── Supplied data
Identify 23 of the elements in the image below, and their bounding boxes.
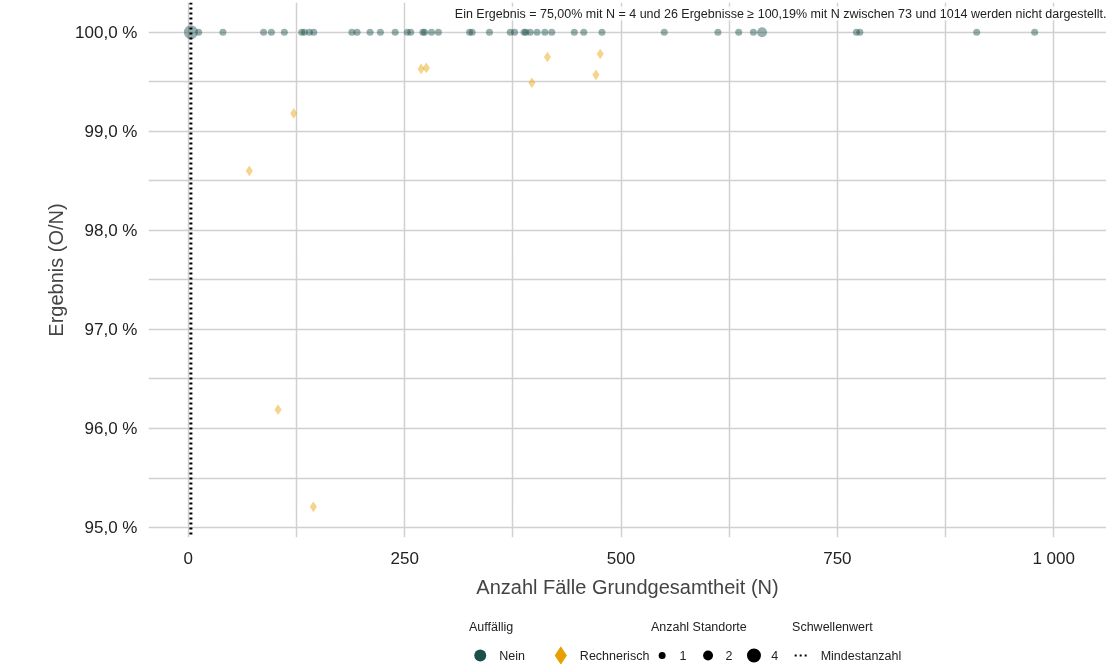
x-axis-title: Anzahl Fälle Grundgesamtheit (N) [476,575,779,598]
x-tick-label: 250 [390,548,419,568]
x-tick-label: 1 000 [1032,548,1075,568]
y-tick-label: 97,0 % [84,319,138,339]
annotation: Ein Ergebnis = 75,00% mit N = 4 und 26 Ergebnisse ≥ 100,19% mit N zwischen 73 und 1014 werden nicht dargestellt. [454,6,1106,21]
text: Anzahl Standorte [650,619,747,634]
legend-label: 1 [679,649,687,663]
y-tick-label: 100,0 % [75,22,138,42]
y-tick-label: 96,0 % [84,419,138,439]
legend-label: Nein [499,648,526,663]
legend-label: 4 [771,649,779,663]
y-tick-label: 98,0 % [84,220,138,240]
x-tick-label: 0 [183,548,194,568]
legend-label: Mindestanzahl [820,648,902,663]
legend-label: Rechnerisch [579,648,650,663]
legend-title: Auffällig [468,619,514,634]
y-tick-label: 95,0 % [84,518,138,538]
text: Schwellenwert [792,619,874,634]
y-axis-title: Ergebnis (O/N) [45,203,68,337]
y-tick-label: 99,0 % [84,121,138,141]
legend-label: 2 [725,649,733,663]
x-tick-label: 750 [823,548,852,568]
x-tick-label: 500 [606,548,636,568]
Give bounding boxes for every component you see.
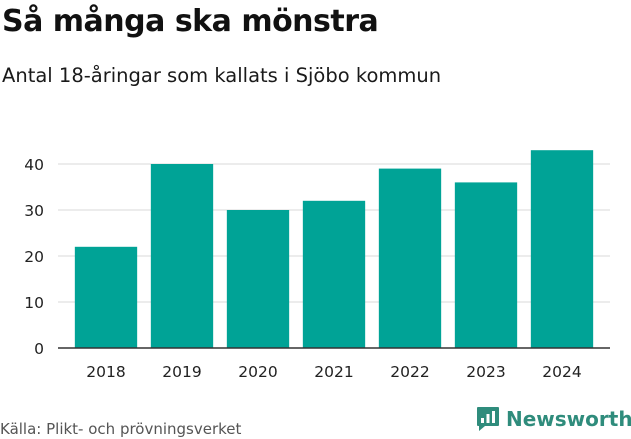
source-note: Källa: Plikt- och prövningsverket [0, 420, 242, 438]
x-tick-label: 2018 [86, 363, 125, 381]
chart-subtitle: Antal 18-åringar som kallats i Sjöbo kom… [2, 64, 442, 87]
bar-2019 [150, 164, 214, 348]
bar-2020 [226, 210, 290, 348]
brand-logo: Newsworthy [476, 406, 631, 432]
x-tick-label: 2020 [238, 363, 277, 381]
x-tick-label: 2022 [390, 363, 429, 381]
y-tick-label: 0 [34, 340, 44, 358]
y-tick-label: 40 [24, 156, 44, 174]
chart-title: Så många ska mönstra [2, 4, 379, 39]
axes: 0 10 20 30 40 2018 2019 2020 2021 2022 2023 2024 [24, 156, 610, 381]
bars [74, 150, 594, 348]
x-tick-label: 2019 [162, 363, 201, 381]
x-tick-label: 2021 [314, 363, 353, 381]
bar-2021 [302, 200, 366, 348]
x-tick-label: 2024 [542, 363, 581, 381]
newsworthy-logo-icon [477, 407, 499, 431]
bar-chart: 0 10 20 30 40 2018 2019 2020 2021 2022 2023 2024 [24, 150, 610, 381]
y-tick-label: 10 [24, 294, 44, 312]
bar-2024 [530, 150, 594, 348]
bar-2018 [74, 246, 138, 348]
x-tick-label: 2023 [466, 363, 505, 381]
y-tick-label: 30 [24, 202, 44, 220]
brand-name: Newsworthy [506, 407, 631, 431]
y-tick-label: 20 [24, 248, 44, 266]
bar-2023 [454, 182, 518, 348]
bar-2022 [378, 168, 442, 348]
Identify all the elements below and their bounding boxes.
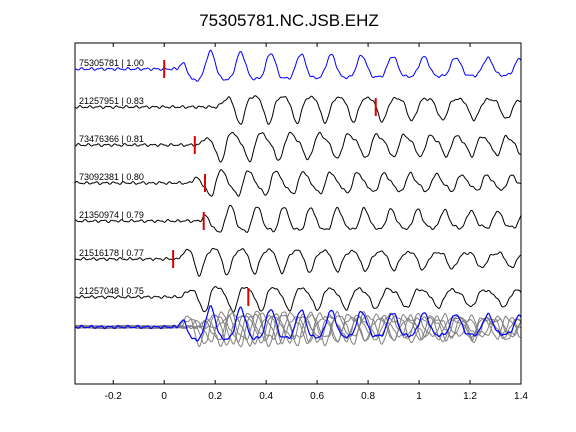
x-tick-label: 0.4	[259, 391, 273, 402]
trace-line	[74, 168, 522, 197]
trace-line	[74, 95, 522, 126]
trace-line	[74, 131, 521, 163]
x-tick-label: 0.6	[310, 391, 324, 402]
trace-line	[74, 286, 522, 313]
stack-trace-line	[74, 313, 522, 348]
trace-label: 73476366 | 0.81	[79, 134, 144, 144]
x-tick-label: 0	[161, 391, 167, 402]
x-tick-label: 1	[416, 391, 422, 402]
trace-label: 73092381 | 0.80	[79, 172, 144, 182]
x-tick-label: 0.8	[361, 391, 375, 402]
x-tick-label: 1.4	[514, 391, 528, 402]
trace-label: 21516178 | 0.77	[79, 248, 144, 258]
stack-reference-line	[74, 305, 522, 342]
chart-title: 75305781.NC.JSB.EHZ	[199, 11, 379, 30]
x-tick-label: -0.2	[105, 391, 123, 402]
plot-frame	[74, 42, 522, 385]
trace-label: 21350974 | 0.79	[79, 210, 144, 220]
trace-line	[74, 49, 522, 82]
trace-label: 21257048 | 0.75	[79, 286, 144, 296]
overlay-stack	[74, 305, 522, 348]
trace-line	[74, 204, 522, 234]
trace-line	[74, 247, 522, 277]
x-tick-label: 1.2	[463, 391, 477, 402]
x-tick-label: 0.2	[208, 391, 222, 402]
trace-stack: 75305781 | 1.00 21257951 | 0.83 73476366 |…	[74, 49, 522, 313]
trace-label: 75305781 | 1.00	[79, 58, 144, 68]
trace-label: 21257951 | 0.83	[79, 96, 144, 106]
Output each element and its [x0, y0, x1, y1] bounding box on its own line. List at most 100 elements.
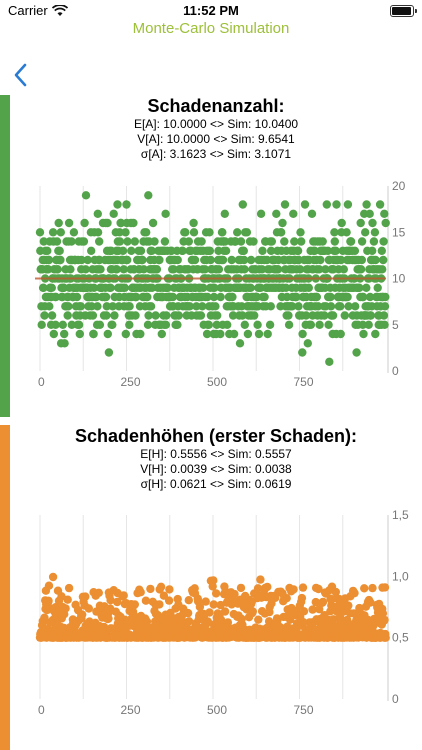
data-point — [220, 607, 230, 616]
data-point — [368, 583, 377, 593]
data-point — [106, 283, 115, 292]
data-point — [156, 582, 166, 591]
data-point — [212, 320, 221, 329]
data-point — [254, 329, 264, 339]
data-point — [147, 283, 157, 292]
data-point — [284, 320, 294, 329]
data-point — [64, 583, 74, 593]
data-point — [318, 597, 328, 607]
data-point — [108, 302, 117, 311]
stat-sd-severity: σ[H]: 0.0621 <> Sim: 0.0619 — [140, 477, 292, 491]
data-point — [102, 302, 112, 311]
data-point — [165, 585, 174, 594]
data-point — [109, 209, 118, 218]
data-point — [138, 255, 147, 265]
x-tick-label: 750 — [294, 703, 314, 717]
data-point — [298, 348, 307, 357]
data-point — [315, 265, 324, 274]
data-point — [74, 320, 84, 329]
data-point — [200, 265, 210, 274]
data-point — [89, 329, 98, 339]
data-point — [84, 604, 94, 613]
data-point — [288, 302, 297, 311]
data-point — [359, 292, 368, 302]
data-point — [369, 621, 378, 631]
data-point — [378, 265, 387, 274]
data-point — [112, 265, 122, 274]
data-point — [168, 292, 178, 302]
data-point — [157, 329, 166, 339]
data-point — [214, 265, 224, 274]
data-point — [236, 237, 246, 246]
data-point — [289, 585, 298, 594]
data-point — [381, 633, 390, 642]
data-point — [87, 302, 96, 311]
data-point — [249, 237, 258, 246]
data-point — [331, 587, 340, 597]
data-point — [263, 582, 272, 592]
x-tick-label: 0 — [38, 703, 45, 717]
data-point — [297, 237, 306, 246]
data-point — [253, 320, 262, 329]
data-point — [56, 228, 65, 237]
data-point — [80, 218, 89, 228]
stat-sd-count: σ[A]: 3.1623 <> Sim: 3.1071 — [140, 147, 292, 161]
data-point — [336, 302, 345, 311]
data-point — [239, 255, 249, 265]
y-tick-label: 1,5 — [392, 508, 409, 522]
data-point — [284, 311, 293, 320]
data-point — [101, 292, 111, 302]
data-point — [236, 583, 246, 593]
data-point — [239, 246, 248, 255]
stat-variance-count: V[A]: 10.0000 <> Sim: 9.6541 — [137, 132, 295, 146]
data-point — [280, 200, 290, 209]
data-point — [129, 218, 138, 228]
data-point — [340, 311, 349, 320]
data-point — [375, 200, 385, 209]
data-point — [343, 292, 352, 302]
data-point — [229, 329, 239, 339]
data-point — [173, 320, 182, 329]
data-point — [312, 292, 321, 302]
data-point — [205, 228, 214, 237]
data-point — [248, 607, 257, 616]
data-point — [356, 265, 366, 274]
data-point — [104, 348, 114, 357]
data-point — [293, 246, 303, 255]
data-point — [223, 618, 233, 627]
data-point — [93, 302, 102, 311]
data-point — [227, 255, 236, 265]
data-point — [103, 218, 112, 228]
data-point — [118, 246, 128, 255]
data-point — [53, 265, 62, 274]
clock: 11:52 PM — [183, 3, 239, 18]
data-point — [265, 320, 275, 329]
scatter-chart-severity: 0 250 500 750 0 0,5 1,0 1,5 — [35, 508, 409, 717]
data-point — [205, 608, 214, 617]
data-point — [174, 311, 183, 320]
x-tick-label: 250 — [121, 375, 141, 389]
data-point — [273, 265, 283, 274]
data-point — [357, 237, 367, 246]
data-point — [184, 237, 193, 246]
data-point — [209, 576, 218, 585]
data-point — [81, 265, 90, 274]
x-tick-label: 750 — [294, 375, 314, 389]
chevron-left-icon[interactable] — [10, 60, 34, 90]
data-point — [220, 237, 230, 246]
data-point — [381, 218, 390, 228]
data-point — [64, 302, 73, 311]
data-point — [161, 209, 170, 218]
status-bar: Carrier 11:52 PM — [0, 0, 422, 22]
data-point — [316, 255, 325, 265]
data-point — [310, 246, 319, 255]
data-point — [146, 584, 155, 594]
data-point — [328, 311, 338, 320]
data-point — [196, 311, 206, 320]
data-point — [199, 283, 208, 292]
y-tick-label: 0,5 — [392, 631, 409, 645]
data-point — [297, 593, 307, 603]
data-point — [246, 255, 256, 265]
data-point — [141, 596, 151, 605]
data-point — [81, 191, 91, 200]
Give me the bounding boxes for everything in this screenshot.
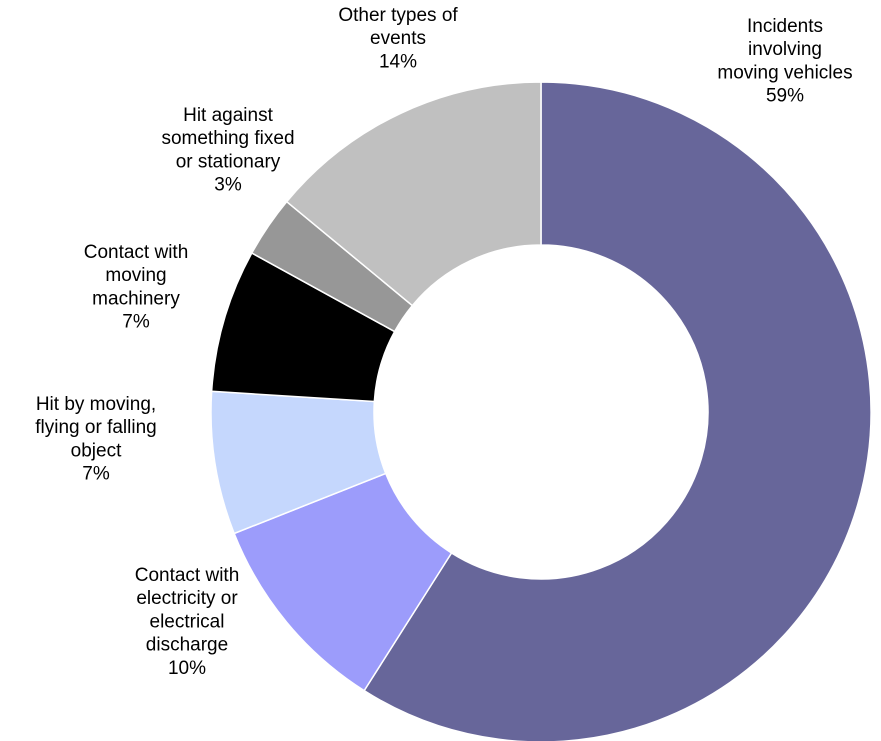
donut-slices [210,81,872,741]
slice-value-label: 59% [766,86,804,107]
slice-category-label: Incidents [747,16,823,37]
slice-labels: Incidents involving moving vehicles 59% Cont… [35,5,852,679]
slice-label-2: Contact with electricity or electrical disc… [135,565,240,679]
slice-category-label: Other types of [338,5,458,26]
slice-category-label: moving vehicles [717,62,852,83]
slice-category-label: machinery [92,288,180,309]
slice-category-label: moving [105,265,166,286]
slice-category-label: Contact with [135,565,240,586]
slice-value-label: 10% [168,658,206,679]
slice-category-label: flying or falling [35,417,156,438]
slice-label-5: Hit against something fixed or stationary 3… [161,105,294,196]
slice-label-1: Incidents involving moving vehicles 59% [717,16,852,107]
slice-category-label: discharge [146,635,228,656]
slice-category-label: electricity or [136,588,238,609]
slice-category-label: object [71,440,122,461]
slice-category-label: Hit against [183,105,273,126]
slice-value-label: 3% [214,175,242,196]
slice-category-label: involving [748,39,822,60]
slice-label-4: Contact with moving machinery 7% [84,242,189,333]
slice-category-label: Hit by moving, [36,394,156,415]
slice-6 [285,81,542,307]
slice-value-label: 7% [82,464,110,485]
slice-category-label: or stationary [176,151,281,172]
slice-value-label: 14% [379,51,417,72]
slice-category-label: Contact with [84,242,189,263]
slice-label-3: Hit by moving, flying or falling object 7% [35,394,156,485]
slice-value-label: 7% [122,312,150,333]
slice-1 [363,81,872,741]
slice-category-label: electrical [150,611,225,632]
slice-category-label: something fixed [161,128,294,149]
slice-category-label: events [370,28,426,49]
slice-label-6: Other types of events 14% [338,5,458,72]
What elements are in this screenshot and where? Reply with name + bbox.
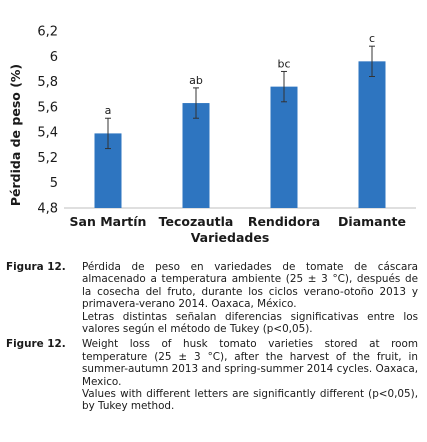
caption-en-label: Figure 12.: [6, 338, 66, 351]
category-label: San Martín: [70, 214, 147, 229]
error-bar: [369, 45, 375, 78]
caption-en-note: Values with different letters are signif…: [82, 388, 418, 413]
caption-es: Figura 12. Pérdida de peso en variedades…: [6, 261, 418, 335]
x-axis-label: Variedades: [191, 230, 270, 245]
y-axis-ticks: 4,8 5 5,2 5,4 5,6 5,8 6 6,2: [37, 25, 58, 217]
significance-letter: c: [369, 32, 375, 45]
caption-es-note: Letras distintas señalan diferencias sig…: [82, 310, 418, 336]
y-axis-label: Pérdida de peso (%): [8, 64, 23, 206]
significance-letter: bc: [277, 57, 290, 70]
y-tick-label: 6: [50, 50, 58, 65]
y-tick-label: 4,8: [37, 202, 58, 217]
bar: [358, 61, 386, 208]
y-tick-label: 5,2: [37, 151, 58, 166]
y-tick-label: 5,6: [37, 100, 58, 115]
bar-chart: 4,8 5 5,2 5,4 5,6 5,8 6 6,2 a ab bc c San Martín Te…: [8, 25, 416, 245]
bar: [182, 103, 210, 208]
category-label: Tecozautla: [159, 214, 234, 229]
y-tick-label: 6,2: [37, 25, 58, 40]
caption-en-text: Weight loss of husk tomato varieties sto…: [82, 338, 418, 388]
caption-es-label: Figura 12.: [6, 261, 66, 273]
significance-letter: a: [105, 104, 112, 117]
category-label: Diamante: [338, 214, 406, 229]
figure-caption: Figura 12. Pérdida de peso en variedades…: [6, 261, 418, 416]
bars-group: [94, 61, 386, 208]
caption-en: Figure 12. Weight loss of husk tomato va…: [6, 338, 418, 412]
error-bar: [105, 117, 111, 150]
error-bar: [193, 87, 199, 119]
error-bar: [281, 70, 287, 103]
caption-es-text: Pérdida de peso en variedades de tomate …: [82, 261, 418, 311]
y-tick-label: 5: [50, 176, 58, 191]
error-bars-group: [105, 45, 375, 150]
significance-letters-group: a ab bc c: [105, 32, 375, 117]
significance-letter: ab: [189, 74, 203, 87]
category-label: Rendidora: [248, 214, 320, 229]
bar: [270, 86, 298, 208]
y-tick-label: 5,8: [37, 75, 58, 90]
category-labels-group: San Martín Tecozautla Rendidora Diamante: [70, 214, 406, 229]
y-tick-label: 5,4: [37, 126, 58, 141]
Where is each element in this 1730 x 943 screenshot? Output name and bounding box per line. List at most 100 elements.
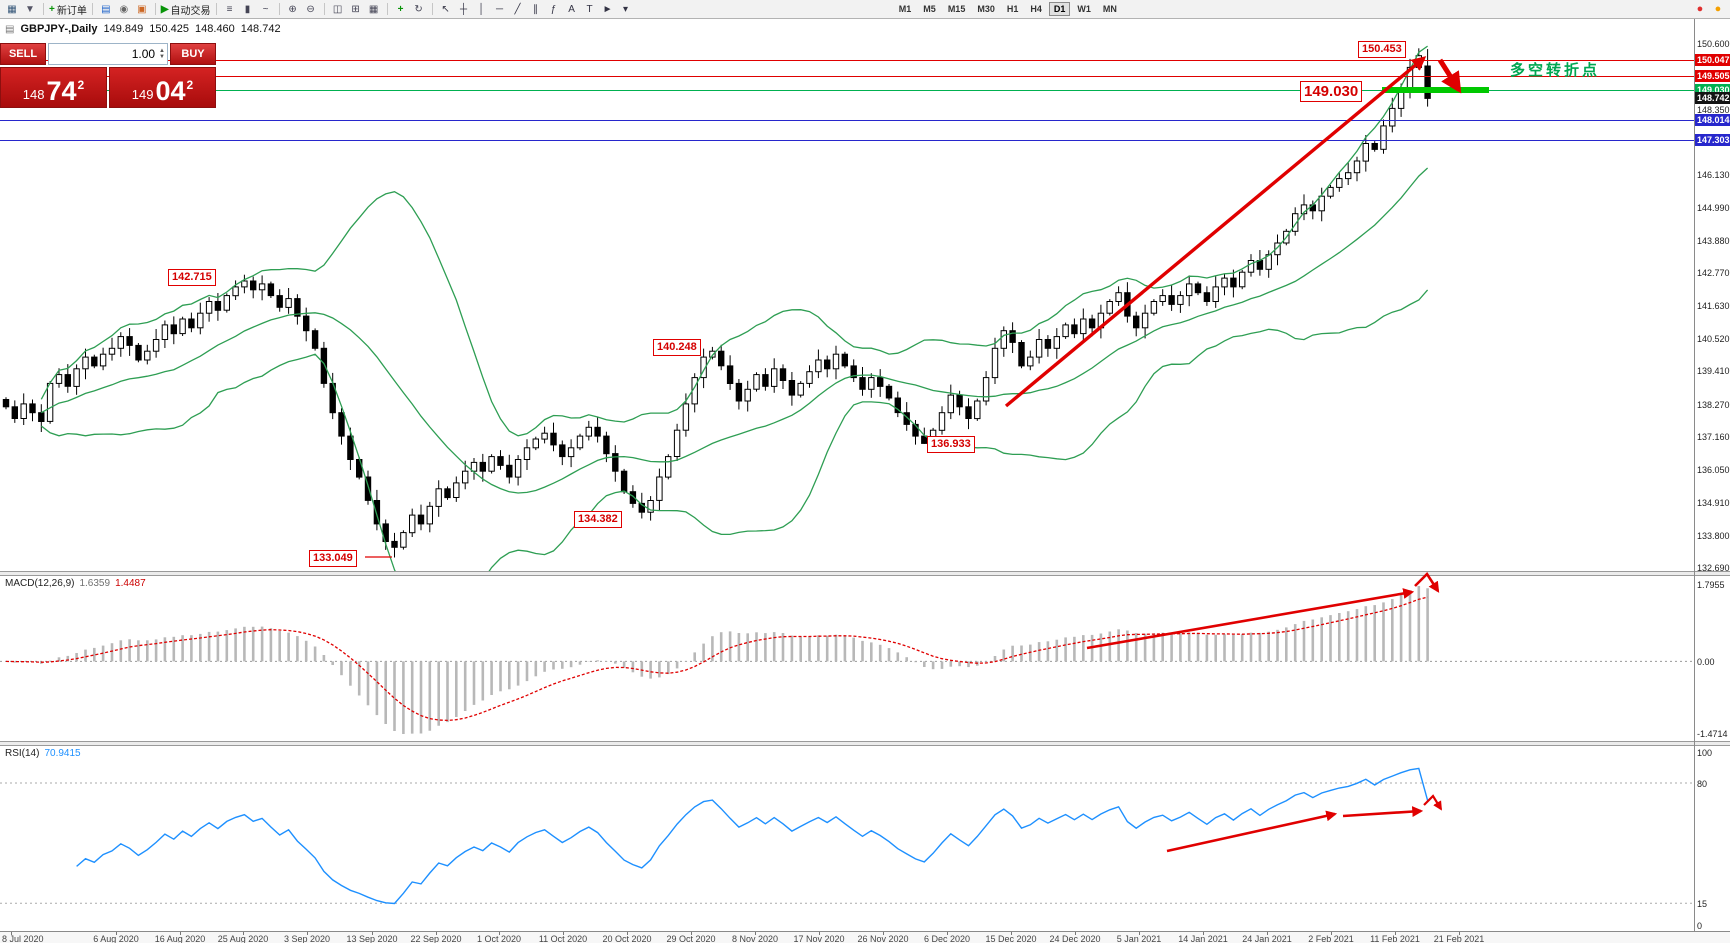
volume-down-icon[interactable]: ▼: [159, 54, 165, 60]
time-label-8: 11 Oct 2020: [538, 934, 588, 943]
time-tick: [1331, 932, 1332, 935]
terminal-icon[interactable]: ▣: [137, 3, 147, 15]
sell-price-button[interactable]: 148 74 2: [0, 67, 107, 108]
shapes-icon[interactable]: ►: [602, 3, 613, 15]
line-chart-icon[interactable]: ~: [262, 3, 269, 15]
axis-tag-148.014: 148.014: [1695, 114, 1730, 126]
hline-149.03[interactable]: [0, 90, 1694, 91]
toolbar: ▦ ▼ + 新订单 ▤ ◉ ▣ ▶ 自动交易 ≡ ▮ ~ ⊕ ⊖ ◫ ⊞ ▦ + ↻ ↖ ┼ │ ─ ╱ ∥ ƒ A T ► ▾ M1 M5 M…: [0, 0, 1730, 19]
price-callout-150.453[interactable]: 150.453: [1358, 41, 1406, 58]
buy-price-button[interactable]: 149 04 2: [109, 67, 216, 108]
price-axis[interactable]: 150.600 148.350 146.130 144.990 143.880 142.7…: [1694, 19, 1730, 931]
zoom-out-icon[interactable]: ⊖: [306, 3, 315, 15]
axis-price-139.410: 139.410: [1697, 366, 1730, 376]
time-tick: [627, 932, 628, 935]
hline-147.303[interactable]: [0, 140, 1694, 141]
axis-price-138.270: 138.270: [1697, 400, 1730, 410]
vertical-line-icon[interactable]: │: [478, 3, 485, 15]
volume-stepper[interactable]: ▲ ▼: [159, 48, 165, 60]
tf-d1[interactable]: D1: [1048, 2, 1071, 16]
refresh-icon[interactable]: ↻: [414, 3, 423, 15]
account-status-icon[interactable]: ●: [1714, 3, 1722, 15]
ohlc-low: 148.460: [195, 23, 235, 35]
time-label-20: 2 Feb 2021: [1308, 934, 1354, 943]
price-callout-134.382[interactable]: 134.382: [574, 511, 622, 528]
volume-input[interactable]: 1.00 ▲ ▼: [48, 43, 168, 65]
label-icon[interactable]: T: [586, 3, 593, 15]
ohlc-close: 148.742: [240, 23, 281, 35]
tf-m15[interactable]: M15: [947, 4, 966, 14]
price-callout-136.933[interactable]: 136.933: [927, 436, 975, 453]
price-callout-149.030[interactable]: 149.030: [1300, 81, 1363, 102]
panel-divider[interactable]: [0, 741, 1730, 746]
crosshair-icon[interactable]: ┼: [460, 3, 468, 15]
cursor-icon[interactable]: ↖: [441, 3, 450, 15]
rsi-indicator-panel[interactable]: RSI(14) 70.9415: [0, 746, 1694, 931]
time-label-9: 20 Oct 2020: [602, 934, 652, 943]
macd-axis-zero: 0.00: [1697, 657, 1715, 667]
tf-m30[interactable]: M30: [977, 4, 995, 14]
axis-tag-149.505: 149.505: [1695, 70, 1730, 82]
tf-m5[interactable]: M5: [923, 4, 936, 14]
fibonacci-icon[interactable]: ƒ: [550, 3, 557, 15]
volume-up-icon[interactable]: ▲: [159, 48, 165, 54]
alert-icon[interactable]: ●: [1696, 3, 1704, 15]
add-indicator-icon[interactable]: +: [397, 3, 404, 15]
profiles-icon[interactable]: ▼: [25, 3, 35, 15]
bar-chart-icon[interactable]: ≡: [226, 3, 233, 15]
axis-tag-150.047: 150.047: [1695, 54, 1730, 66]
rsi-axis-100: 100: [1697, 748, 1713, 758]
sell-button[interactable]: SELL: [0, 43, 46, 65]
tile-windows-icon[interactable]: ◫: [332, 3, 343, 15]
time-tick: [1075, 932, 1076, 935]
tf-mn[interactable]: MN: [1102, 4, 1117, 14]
────
**Request**:
Reproduce the lines from the one containing "source-note: Källa: Plikt- och" through the one containing "Identify all the", both included, copying each character as it appears in the records.

**Full answer**:
source-note: Källa: Plikt- och prövningsverket [0, 420, 242, 438]
x-tick-label: 2018 [86, 363, 125, 381]
chart-subtitle: Antal 18-åringar som kallats i Sjöbo kom… [2, 64, 442, 87]
bar-2019 [150, 164, 214, 348]
bar-2020 [226, 210, 290, 348]
brand-logo: Newsworthy [476, 406, 631, 432]
x-tick-label: 2020 [238, 363, 277, 381]
x-tick-label: 2022 [390, 363, 429, 381]
y-tick-label: 0 [34, 340, 44, 358]
y-tick-label: 40 [24, 156, 44, 174]
chart-title: Så många ska mönstra [2, 4, 379, 39]
axes: 0 10 20 30 40 2018 2019 2020 2021 2022 2023 2024 [24, 156, 610, 381]
bars [74, 150, 594, 348]
x-tick-label: 2019 [162, 363, 201, 381]
x-tick-label: 2021 [314, 363, 353, 381]
bar-2021 [302, 200, 366, 348]
x-tick-label: 2024 [542, 363, 581, 381]
newsworthy-logo-icon [477, 407, 499, 431]
bar-chart: 0 10 20 30 40 2018 2019 2020 2021 2022 2023 2024 [24, 150, 610, 381]
y-tick-label: 10 [24, 294, 44, 312]
bar-2024 [530, 150, 594, 348]
bar-2018 [74, 246, 138, 348]
x-tick-label: 2023 [466, 363, 505, 381]
y-tick-label: 30 [24, 202, 44, 220]
brand-name: Newsworthy [506, 407, 631, 431]
y-tick-label: 20 [24, 248, 44, 266]
bar-2023 [454, 182, 518, 348]
bar-2022 [378, 168, 442, 348]
Identify all the elements below and their bounding boxes.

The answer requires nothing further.